[DIRECTIONS FOR THIS TASK]: Render each line of the listing below as a Markdown table with the columns Row and Line, numbering the rows and omitting any blank lines.

(Items listed in a dataset)
_ _ _ _

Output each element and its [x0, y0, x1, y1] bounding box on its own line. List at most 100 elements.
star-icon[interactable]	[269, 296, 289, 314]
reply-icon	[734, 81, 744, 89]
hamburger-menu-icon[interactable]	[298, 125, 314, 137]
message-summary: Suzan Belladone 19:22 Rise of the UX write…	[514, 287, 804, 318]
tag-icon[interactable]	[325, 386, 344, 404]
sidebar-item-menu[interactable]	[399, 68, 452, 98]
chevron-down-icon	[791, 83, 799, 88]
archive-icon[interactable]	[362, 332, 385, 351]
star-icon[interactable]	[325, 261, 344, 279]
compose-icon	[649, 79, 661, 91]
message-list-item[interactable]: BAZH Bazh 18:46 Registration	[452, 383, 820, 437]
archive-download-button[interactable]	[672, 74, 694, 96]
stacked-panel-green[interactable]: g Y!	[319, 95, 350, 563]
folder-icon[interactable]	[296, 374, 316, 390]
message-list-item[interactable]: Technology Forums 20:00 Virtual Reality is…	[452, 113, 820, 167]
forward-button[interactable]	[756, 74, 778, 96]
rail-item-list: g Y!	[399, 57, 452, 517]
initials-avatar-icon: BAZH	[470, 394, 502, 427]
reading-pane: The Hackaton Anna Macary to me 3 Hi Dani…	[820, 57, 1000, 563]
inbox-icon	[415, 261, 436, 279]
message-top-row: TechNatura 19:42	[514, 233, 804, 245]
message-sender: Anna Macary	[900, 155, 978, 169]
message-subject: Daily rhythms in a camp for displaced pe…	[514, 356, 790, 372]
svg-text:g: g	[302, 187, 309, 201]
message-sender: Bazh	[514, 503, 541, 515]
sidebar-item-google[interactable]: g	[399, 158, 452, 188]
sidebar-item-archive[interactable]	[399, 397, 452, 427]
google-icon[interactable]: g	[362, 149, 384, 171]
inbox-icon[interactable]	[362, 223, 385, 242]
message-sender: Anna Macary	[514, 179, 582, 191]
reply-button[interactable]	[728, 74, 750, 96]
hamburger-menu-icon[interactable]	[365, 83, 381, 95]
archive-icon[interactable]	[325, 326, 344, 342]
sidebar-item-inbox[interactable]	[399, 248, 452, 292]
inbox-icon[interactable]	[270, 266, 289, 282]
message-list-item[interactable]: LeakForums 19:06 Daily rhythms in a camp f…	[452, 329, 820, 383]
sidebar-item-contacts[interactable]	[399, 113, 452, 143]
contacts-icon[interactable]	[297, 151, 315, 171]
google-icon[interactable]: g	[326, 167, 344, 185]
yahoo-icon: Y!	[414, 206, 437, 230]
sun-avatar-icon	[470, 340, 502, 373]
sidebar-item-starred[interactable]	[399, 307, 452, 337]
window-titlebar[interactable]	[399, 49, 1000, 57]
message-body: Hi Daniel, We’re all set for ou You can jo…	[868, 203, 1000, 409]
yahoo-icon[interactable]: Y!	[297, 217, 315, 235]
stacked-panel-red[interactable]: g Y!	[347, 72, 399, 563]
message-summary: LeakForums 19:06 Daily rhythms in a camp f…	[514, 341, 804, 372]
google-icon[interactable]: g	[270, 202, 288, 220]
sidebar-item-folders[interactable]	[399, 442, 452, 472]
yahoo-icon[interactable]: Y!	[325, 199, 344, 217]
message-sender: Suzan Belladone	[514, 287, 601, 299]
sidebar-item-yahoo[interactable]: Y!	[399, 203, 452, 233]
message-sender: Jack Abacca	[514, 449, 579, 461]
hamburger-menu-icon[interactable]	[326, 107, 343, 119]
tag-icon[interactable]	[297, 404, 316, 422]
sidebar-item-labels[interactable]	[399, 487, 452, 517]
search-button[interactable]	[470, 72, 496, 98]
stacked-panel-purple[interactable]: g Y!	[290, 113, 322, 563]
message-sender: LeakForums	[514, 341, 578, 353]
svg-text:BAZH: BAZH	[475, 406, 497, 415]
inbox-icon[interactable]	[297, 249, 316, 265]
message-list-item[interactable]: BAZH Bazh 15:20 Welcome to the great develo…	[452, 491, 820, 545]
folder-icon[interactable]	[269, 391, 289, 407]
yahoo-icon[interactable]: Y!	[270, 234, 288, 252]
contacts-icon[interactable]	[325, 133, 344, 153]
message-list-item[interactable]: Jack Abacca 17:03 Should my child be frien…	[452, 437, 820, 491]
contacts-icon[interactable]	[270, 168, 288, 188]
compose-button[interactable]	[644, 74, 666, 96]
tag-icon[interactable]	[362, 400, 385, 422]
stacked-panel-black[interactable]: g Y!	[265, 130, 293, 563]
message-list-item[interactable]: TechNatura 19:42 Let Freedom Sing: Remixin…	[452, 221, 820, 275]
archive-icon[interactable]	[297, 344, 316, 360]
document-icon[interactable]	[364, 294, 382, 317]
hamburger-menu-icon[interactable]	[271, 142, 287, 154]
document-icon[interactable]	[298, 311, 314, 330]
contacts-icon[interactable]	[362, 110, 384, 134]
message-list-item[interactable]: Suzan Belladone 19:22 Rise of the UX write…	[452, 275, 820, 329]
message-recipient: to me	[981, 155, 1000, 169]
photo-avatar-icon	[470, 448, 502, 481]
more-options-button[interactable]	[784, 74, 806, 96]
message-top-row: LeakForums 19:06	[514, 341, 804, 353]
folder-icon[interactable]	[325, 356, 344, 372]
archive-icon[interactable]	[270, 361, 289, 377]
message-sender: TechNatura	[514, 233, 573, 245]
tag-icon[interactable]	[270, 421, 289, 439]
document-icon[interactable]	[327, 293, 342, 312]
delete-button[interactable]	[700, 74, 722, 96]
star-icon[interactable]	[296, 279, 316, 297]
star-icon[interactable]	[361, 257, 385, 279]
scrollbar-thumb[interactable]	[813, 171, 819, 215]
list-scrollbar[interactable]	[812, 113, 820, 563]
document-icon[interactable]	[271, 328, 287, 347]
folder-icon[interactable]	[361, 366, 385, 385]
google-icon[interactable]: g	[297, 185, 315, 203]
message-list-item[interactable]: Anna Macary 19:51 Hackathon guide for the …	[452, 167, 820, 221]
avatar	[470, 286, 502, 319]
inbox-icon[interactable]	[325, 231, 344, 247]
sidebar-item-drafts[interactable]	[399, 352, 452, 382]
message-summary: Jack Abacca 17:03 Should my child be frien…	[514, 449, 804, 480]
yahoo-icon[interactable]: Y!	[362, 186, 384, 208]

_ _ _ _

[CORRECT RESULT]:
| Row | Line |
|---|---|
| 1 | Output each element and its [x0, y0, x1, y1] bounding box on its own line. List at most 100 elements. |
| 2 | star-icon[interactable]	[269, 296, 289, 314] |
| 3 | reply-icon	[734, 81, 744, 89] |
| 4 | hamburger-menu-icon[interactable]	[298, 125, 314, 137] |
| 5 | message-summary: Suzan Belladone 19:22 Rise of the UX write…	[514, 287, 804, 318] |
| 6 | tag-icon[interactable]	[325, 386, 344, 404] |
| 7 | sidebar-item-menu[interactable]	[399, 68, 452, 98] |
| 8 | chevron-down-icon	[791, 83, 799, 88] |
| 9 | archive-icon[interactable]	[362, 332, 385, 351] |
| 10 | star-icon[interactable]	[325, 261, 344, 279] |
| 11 | compose-icon	[649, 79, 661, 91] |
| 12 | message-list-item[interactable]: BAZH Bazh 18:46 Registration	[452, 383, 820, 437] |
| 13 | archive-download-button[interactable]	[672, 74, 694, 96] |
| 14 | stacked-panel-green[interactable]: g Y!	[319, 95, 350, 563] |
| 15 | folder-icon[interactable]	[296, 374, 316, 390] |
| 16 | message-list-item[interactable]: Technology Forums 20:00 Virtual Reality is…	[452, 113, 820, 167] |
| 17 | forward-button[interactable]	[756, 74, 778, 96] |
| 18 | rail-item-list: g Y!	[399, 57, 452, 517] |
| 19 | initials-avatar-icon: BAZH	[470, 394, 502, 427] |
| 20 | reading-pane: The Hackaton Anna Macary to me 3 Hi Dani…	[820, 57, 1000, 563] |
| 21 | inbox-icon	[415, 261, 436, 279] |
| 22 | message-top-row: TechNatura 19:42	[514, 233, 804, 245] |
| 23 | message-sender: Anna Macary	[900, 155, 978, 169] |
| 24 | message-subject: Daily rhythms in a camp for displaced pe…	[514, 356, 790, 372] |
| 25 | svg-text:g: g	[302, 187, 309, 201] |
| 26 | message-sender: Bazh	[514, 503, 541, 515] |
| 27 | sidebar-item-google[interactable]: g	[399, 158, 452, 188] |
| 28 | sidebar-item-archive[interactable]	[399, 397, 452, 427] |
| 29 | google-icon[interactable]: g	[362, 149, 384, 171] |
| 30 | inbox-icon[interactable]	[362, 223, 385, 242] |
| 31 | message-sender: Anna Macary	[514, 179, 582, 191] |
| 32 | reply-button[interactable]	[728, 74, 750, 96] |
| 33 | hamburger-menu-icon[interactable]	[365, 83, 381, 95] |
| 34 | archive-icon[interactable]	[325, 326, 344, 342] |
| 35 | sidebar-item-inbox[interactable]	[399, 248, 452, 292] |
| 36 | inbox-icon[interactable]	[270, 266, 289, 282] |
| 37 | message-list-item[interactable]: LeakForums 19:06 Daily rhythms in a camp f…	[452, 329, 820, 383] |
| 38 | sidebar-item-contacts[interactable]	[399, 113, 452, 143] |
| 39 | contacts-icon[interactable]	[297, 151, 315, 171] |
| 40 | google-icon[interactable]: g	[326, 167, 344, 185] |
| 41 | yahoo-icon: Y!	[414, 206, 437, 230] |
| 42 | sun-avatar-icon	[470, 340, 502, 373] |
| 43 | sidebar-item-starred[interactable]	[399, 307, 452, 337] |
| 44 | window-titlebar[interactable]	[399, 49, 1000, 57] |
| 45 | message-body: Hi Daniel, We’re all set for ou You can jo…	[868, 203, 1000, 409] |
| 46 | yahoo-icon[interactable]: Y!	[297, 217, 315, 235] |
| 47 | stacked-panel-red[interactable]: g Y!	[347, 72, 399, 563] |
| 48 | message-summary: LeakForums 19:06 Daily rhythms in a camp f…	[514, 341, 804, 372] |
| 49 | google-icon[interactable]: g	[270, 202, 288, 220] |
| 50 | sidebar-item-folders[interactable]	[399, 442, 452, 472] |
| 51 | yahoo-icon[interactable]: Y!	[325, 199, 344, 217] |
| 52 | message-sender: Suzan Belladone	[514, 287, 601, 299] |
| 53 | sidebar-item-yahoo[interactable]: Y!	[399, 203, 452, 233] |
| 54 | message-sender: Jack Abacca	[514, 449, 579, 461] |
| 55 | hamburger-menu-icon[interactable]	[326, 107, 343, 119] |
| 56 | tag-icon[interactable]	[297, 404, 316, 422] |
| 57 | sidebar-item-labels[interactable]	[399, 487, 452, 517] |
| 58 | search-button[interactable]	[470, 72, 496, 98] |
| 59 | stacked-panel-purple[interactable]: g Y!	[290, 113, 322, 563] |
| 60 | message-sender: LeakForums	[514, 341, 578, 353] |
| 61 | svg-text:BAZH: BAZH	[475, 406, 497, 415] |
| 62 | inbox-icon[interactable]	[297, 249, 316, 265] |
| 63 | message-list-item[interactable]: BAZH Bazh 15:20 Welcome to the great develo…	[452, 491, 820, 545] |
| 64 | folder-icon[interactable]	[269, 391, 289, 407] |
| 65 | yahoo-icon[interactable]: Y!	[270, 234, 288, 252] |
| 66 | contacts-icon[interactable]	[325, 133, 344, 153] |
| 67 | message-list-item[interactable]: Jack Abacca 17:03 Should my child be frien…	[452, 437, 820, 491] |
| 68 | contacts-icon[interactable]	[270, 168, 288, 188] |
| 69 | compose-button[interactable]	[644, 74, 666, 96] |
| 70 | tag-icon[interactable]	[362, 400, 385, 422] |
| 71 | stacked-panel-black[interactable]: g Y!	[265, 130, 293, 563] |
| 72 | message-list-item[interactable]: TechNatura 19:42 Let Freedom Sing: Remixin…	[452, 221, 820, 275] |
| 73 | archive-icon[interactable]	[297, 344, 316, 360] |
| 74 | document-icon[interactable]	[364, 294, 382, 317] |
| 75 | hamburger-menu-icon[interactable]	[271, 142, 287, 154] |
| 76 | document-icon[interactable]	[298, 311, 314, 330] |
| 77 | contacts-icon[interactable]	[362, 110, 384, 134] |
| 78 | message-list-item[interactable]: Suzan Belladone 19:22 Rise of the UX write…	[452, 275, 820, 329] |
| 79 | message-recipient: to me	[981, 155, 1000, 169] |
| 80 | photo-avatar-icon	[470, 448, 502, 481] |
| 81 | more-options-button[interactable]	[784, 74, 806, 96] |
| 82 | message-top-row: LeakForums 19:06	[514, 341, 804, 353] |
| 83 | folder-icon[interactable]	[325, 356, 344, 372] |
| 84 | archive-icon[interactable]	[270, 361, 289, 377] |
| 85 | message-sender: TechNatura	[514, 233, 573, 245] |
| 86 | tag-icon[interactable]	[270, 421, 289, 439] |
| 87 | document-icon[interactable]	[327, 293, 342, 312] |
| 88 | delete-button[interactable]	[700, 74, 722, 96] |
| 89 | star-icon[interactable]	[296, 279, 316, 297] |
| 90 | star-icon[interactable]	[361, 257, 385, 279] |
| 91 | scrollbar-thumb[interactable]	[813, 171, 819, 215] |
| 92 | list-scrollbar[interactable]	[812, 113, 820, 563] |
| 93 | document-icon[interactable]	[271, 328, 287, 347] |
| 94 | folder-icon[interactable]	[361, 366, 385, 385] |
| 95 | google-icon[interactable]: g	[297, 185, 315, 203] |
| 96 | message-list-item[interactable]: Anna Macary 19:51 Hackathon guide for the …	[452, 167, 820, 221] |
| 97 | avatar	[470, 286, 502, 319] |
| 98 | inbox-icon[interactable]	[325, 231, 344, 247] |
| 99 | sidebar-item-drafts[interactable]	[399, 352, 452, 382] |
| 100 | message-summary: Jack Abacca 17:03 Should my child be frien…	[514, 449, 804, 480] |
| 101 | yahoo-icon[interactable]: Y!	[362, 186, 384, 208] |